EXERCISE DESCRIPTION:
Can you copy the rows below word for word, leaving out nothing?

--- LISTED RECORDS ---

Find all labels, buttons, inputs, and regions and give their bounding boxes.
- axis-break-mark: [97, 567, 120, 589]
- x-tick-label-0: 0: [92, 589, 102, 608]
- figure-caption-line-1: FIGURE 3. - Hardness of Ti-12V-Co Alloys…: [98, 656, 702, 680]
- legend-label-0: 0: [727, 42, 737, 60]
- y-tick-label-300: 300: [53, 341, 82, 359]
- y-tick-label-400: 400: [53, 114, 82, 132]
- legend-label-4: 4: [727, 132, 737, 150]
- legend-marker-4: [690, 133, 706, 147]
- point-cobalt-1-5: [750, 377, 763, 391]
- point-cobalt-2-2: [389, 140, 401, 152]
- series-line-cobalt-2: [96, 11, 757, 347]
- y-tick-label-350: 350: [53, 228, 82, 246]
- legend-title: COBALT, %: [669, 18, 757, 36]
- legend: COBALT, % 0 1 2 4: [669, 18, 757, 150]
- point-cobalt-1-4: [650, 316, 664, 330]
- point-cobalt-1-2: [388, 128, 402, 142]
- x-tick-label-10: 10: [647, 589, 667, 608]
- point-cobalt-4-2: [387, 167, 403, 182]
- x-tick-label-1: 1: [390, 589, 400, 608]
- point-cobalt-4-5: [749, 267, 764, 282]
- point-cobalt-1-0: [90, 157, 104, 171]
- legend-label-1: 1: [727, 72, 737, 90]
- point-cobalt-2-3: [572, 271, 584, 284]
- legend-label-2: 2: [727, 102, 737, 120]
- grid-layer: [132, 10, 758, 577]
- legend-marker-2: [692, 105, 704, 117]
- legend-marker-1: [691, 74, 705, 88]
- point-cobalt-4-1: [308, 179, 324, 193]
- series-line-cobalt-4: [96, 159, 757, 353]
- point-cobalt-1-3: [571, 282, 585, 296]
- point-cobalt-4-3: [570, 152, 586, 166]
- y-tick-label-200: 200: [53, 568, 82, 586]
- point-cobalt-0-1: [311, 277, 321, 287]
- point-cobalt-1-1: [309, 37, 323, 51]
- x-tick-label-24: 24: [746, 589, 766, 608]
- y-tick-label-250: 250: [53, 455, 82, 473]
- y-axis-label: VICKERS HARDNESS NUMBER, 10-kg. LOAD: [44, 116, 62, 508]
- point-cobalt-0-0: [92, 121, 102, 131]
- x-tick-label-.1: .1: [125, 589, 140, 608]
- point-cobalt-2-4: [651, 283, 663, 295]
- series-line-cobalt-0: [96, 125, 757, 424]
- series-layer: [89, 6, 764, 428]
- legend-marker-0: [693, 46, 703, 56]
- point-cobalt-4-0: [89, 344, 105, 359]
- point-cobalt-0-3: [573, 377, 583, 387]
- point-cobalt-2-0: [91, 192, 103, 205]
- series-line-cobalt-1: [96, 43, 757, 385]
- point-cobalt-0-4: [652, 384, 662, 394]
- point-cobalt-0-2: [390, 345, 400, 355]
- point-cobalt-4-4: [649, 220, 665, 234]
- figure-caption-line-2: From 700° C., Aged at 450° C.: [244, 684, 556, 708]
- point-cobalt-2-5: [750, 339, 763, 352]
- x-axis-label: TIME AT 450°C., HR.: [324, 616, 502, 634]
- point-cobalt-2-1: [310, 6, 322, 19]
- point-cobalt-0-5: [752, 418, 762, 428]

---

COMPLETE OUTPUT:
Find all labels, buttons, inputs, and regions and give their bounding boxes.
- axis-break-mark: [97, 567, 120, 589]
- x-tick-label-0: 0: [92, 589, 102, 608]
- figure-caption-line-1: FIGURE 3. - Hardness of Ti-12V-Co Alloys…: [98, 656, 702, 680]
- legend-label-0: 0: [727, 42, 737, 60]
- y-tick-label-300: 300: [53, 341, 82, 359]
- y-tick-label-400: 400: [53, 114, 82, 132]
- legend-label-4: 4: [727, 132, 737, 150]
- legend-marker-4: [690, 133, 706, 147]
- point-cobalt-1-5: [750, 377, 763, 391]
- point-cobalt-2-2: [389, 140, 401, 152]
- series-line-cobalt-2: [96, 11, 757, 347]
- y-tick-label-350: 350: [53, 228, 82, 246]
- legend-title: COBALT, %: [669, 18, 757, 36]
- legend: COBALT, % 0 1 2 4: [669, 18, 757, 150]
- point-cobalt-1-4: [650, 316, 664, 330]
- point-cobalt-1-2: [388, 128, 402, 142]
- x-tick-label-10: 10: [647, 589, 667, 608]
- point-cobalt-4-2: [387, 167, 403, 182]
- x-tick-label-1: 1: [390, 589, 400, 608]
- point-cobalt-4-5: [749, 267, 764, 282]
- point-cobalt-1-0: [90, 157, 104, 171]
- legend-label-1: 1: [727, 72, 737, 90]
- point-cobalt-2-3: [572, 271, 584, 284]
- legend-label-2: 2: [727, 102, 737, 120]
- grid-layer: [132, 10, 758, 577]
- legend-marker-2: [692, 105, 704, 117]
- legend-marker-1: [691, 74, 705, 88]
- point-cobalt-4-1: [308, 179, 324, 193]
- series-line-cobalt-4: [96, 159, 757, 353]
- point-cobalt-1-3: [571, 282, 585, 296]
- point-cobalt-4-3: [570, 152, 586, 166]
- y-tick-label-200: 200: [53, 568, 82, 586]
- point-cobalt-0-1: [311, 277, 321, 287]
- point-cobalt-1-1: [309, 37, 323, 51]
- x-tick-label-24: 24: [746, 589, 766, 608]
- y-tick-label-250: 250: [53, 455, 82, 473]
- y-axis-label: VICKERS HARDNESS NUMBER, 10-kg. LOAD: [44, 116, 62, 508]
- point-cobalt-0-0: [92, 121, 102, 131]
- x-tick-label-.1: .1: [125, 589, 140, 608]
- point-cobalt-2-4: [651, 283, 663, 295]
- series-line-cobalt-0: [96, 125, 757, 424]
- series-layer: [89, 6, 764, 428]
- legend-marker-0: [693, 46, 703, 56]
- point-cobalt-4-0: [89, 344, 105, 359]
- point-cobalt-0-3: [573, 377, 583, 387]
- point-cobalt-2-0: [91, 192, 103, 205]
- series-line-cobalt-1: [96, 43, 757, 385]
- point-cobalt-0-4: [652, 384, 662, 394]
- point-cobalt-0-2: [390, 345, 400, 355]
- point-cobalt-4-4: [649, 220, 665, 234]
- figure-caption-line-2: From 700° C., Aged at 450° C.: [244, 684, 556, 708]
- point-cobalt-2-5: [750, 339, 763, 352]
- x-axis-label: TIME AT 450°C., HR.: [324, 616, 502, 634]
- point-cobalt-2-1: [310, 6, 322, 19]
- point-cobalt-0-5: [752, 418, 762, 428]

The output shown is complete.